■ DATA LINES ■
○ ○ ○
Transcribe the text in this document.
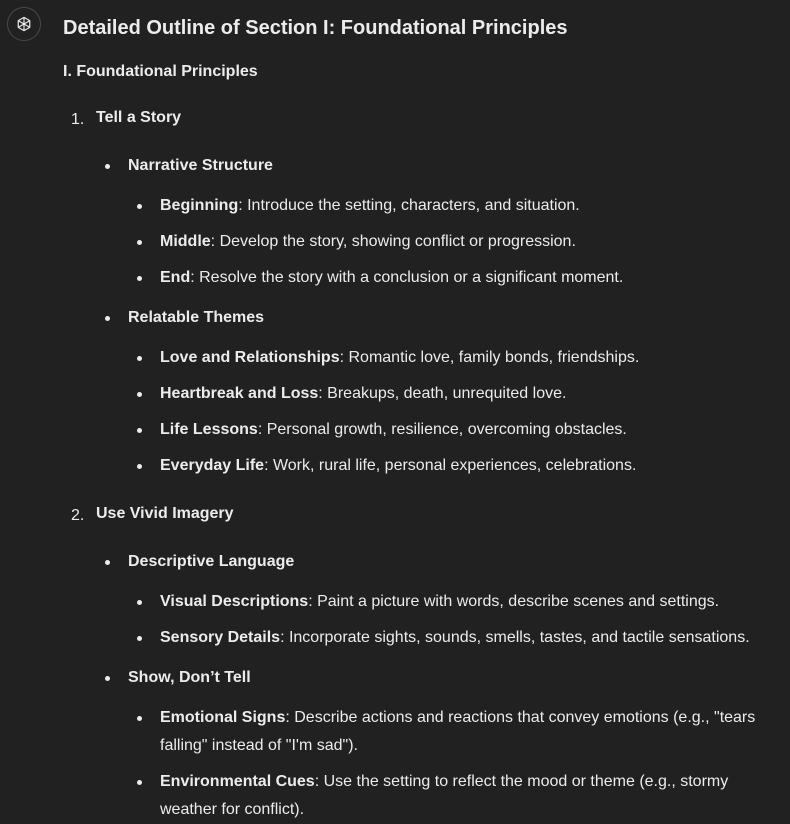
Detailed Outline of Section I: Foundational Principles

I. Foundational Principles

1. Tell a Story
Narrative Structure
Beginning: Introduce the setting, characters, and situation.
Middle: Develop the story, showing conflict or progression.
End: Resolve the story with a conclusion or a significant moment.
Relatable Themes
Love and Relationships: Romantic love, family bonds, friendships.
Heartbreak and Loss: Breakups, death, unrequited love.
Life Lessons: Personal growth, resilience, overcoming obstacles.
Everyday Life: Work, rural life, personal experiences, celebrations.
2. Use Vivid Imagery
Descriptive Language
Visual Descriptions: Paint a picture with words, describe scenes and settings.
Sensory Details: Incorporate sights, sounds, smells, tastes, and tactile sensations.
Show, Don’t Tell
Emotional Signs: Describe actions and reactions that convey emotions (e.g., "tears falling" instead of "I'm sad").
Environmental Cues: Use the setting to reflect the mood or theme (e.g., stormy weather for conflict).
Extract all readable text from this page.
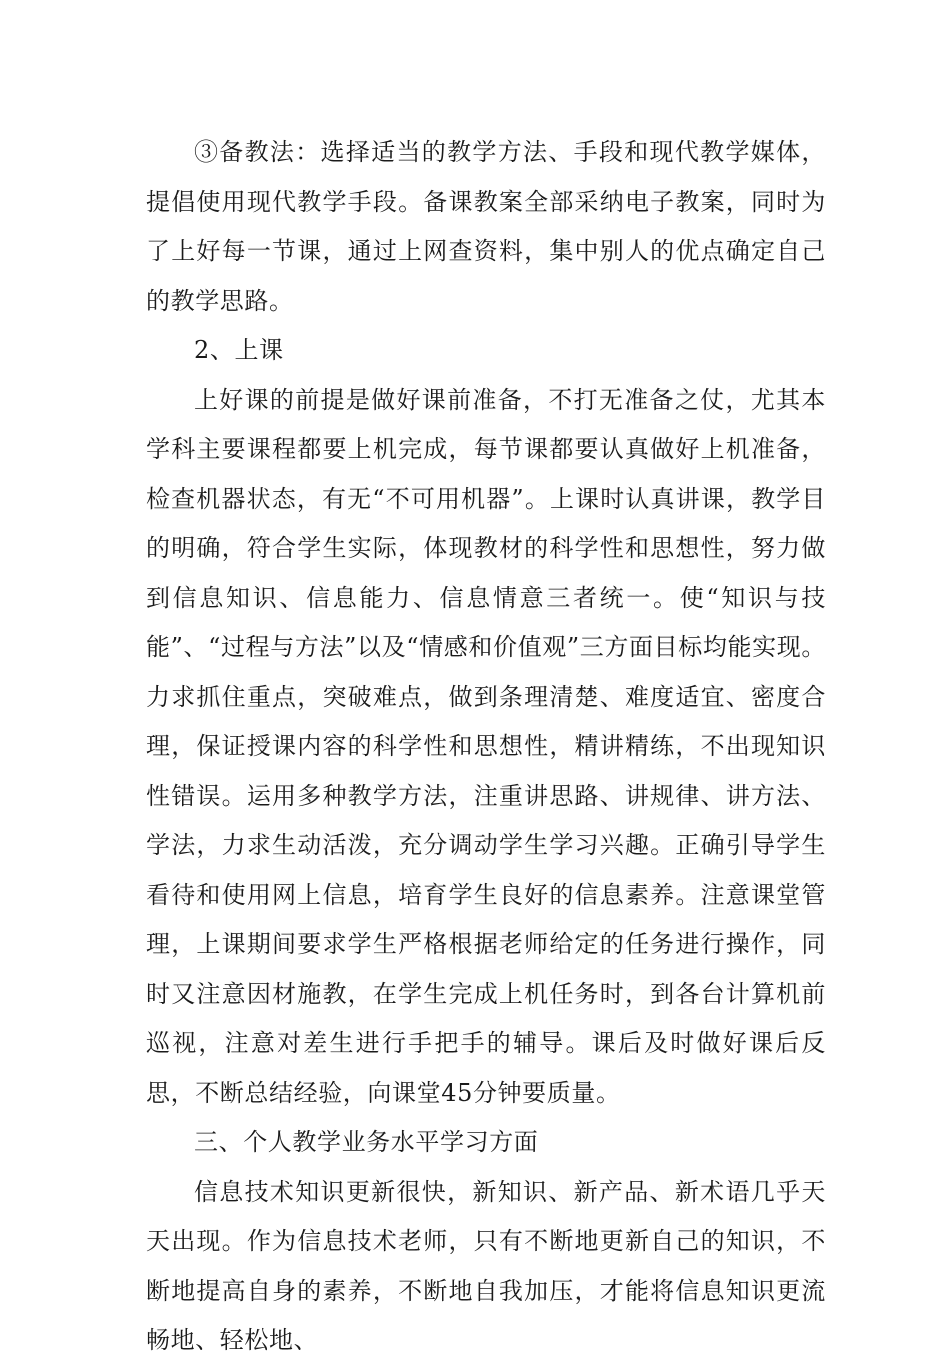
③备教法：选择适当的教学方法、手段和现代教学媒体，提倡使用现代教学手段。备课教案全部采纳电子教案，同时为了上好每一节课，通过上网查资料，集中别人的优点确定自己的教学思路。

2、上课

上好课的前提是做好课前准备，不打无准备之仗，尤其本学科主要课程都要上机完成，每节课都要认真做好上机准备，检查机器状态，有无“不可用机器”。上课时认真讲课，教学目的明确，符合学生实际，体现教材的科学性和思想性，努力做到信息知识、信息能力、信息情意三者统一。使“知识与技能”、“过程与方法”以及“情感和价值观”三方面目标均能实现。力求抓住重点，突破难点，做到条理清楚、难度适宜、密度合理，保证授课内容的科学性和思想性，精讲精练，不出现知识性错误。运用多种教学方法，注重讲思路、讲规律、讲方法、学法，力求生动活泼，充分调动学生学习兴趣。正确引导学生看待和使用网上信息，培育学生良好的信息素养。注意课堂管理，上课期间要求学生严格根据老师给定的任务进行操作，同时又注意因材施教，在学生完成上机任务时，到各台计算机前巡视，注意对差生进行手把手的辅导。课后及时做好课后反思，不断总结经验，向课堂45分钟要质量。

三、个人教学业务水平学习方面

信息技术知识更新很快，新知识、新产品、新术语几乎天天出现。作为信息技术老师，只有不断地更新自己的知识，不断地提高自身的素养，不断地自我加压，才能将信息知识更流畅地、轻松地、
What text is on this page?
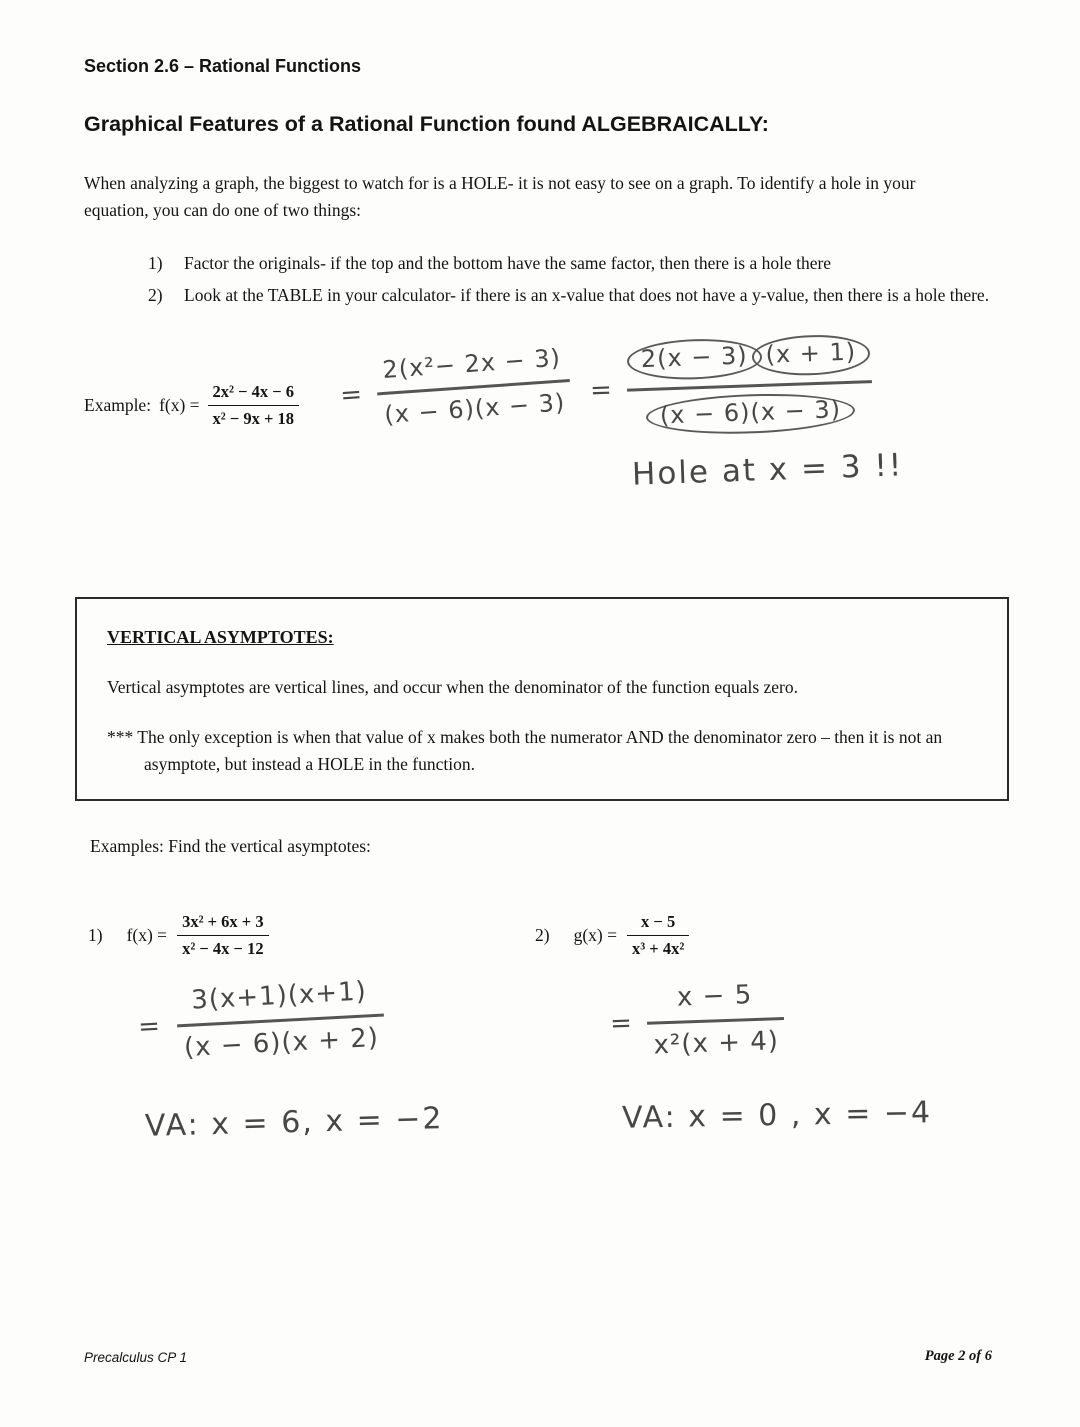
Section 2.6 – Rational Functions
Graphical Features of a Rational Function found ALGEBRAICALLY:
When analyzing a graph, the biggest to watch for is a HOLE- it is not easy to see on a graph. To identify a hole in your equation, you can do one of two things:
1)	Factor the originals- if the top and the bottom have the same factor, then there is a hole there
2)	Look at the TABLE in your calculator- if there is an x-value that does not have a y-value, then there is a hole there.
Example: $f(x) = \frac{\text{2x² − 4x − 6}}{\text{x² − 9x + 18}}$ =
2(x²− 2x − 3)
$(x - 6)(x - 3) = \frac{2(x - 3) (x + 1)}{(x - 6)(x - 3)}$
Hole at x = 3 !!
VERTICAL ASYMPTOTES:
Vertical asymptotes are vertical lines, and occur when the denominator of the function equals zero.
*** The only exception is when that value of x makes both the numerator AND the denominator zero – then it is not an asymptote, but instead a HOLE in the function.
Examples: Find the vertical asymptotes:
1) $f(x) = \frac{\text{3x² + 6x + 3}}{\text{x² − 4x − 12}}$	2) $g(x) = \frac{x - 5}{\text{x³ + 4x²}}$
= $\frac{3(x+1)(x+1)}{(x - 6)(x + 2)}$
VA: x = 6, x = −2
= $\frac{x - 5}{\text{x²(x + 4)}}$
VA: x = 0 , x = −4
Precalculus CP 1	Page 2 of 6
○ ○ ○
■ PROMPT ■
In the copy, include all records verbatim but no images.

■ WORKED ANSWER ■
Transcribe the text in this document.
Detailed Outline of Section I: Foundational Principles

I. Foundational Principles

1. Tell a Story
Narrative Structure
Beginning: Introduce the setting, characters, and situation.
Middle: Develop the story, showing conflict or progression.
End: Resolve the story with a conclusion or a significant moment.
Relatable Themes
Love and Relationships: Romantic love, family bonds, friendships.
Heartbreak and Loss: Breakups, death, unrequited love.
Life Lessons: Personal growth, resilience, overcoming obstacles.
Everyday Life: Work, rural life, personal experiences, celebrations.
2. Use Vivid Imagery
Descriptive Language
Visual Descriptions: Paint a picture with words, describe scenes and settings.
Sensory Details: Incorporate sights, sounds, smells, tastes, and tactile sensations.
Show, Don’t Tell
Emotional Signs: Describe actions and reactions that convey emotions (e.g., "tears falling" instead of "I'm sad").
Environmental Cues: Use the setting to reflect the mood or theme (e.g., stormy weather for conflict).
Extract all readable text from this page.
③备教法：选择适当的教学方法、手段和现代教学媒体，提倡使用现代教学手段。备课教案全部采纳电子教案，同时为了上好每一节课，通过上网查资料，集中别人的优点确定自己的教学思路。

2、上课

上好课的前提是做好课前准备，不打无准备之仗，尤其本学科主要课程都要上机完成，每节课都要认真做好上机准备，检查机器状态，有无“不可用机器”。上课时认真讲课，教学目的明确，符合学生实际，体现教材的科学性和思想性，努力做到信息知识、信息能力、信息情意三者统一。使“知识与技能”、“过程与方法”以及“情感和价值观”三方面目标均能实现。力求抓住重点，突破难点，做到条理清楚、难度适宜、密度合理，保证授课内容的科学性和思想性，精讲精练，不出现知识性错误。运用多种教学方法，注重讲思路、讲规律、讲方法、学法，力求生动活泼，充分调动学生学习兴趣。正确引导学生看待和使用网上信息，培育学生良好的信息素养。注意课堂管理，上课期间要求学生严格根据老师给定的任务进行操作，同时又注意因材施教，在学生完成上机任务时，到各台计算机前巡视，注意对差生进行手把手的辅导。课后及时做好课后反思，不断总结经验，向课堂45分钟要质量。

三、个人教学业务水平学习方面

信息技术知识更新很快，新知识、新产品、新术语几乎天天出现。作为信息技术老师，只有不断地更新自己的知识，不断地提高自身的素养，不断地自我加压，才能将信息知识更流畅地、轻松地、
What text is on this page?
Section 2.6 – Rational Functions
Graphical Features of a Rational Function found ALGEBRAICALLY:
When analyzing a graph, the biggest to watch for is a HOLE- it is not easy to see on a graph. To identify a hole in your equation, you can do one of two things:
1)	Factor the originals- if the top and the bottom have the same factor, then there is a hole there
2)	Look at the TABLE in your calculator- if there is an x-value that does not have a y-value, then there is a hole there.
Example: $f(x) = \frac{\text{2x² − 4x − 6}}{\text{x² − 9x + 18}}$ =
2(x²− 2x − 3)
$(x - 6)(x - 3) = \frac{2(x - 3) (x + 1)}{(x - 6)(x - 3)}$
Hole at x = 3 !!
VERTICAL ASYMPTOTES:
Vertical asymptotes are vertical lines, and occur when the denominator of the function equals zero.
*** The only exception is when that value of x makes both the numerator AND the denominator zero – then it is not an asymptote, but instead a HOLE in the function.
Examples: Find the vertical asymptotes:
1) $f(x) = \frac{\text{3x² + 6x + 3}}{\text{x² − 4x − 12}}$	2) $g(x) = \frac{x - 5}{\text{x³ + 4x²}}$
= $\frac{3(x+1)(x+1)}{(x - 6)(x + 2)}$
VA: x = 6, x = −2
= $\frac{x - 5}{\text{x²(x + 4)}}$
VA: x = 0 , x = −4
Precalculus CP 1	Page 2 of 6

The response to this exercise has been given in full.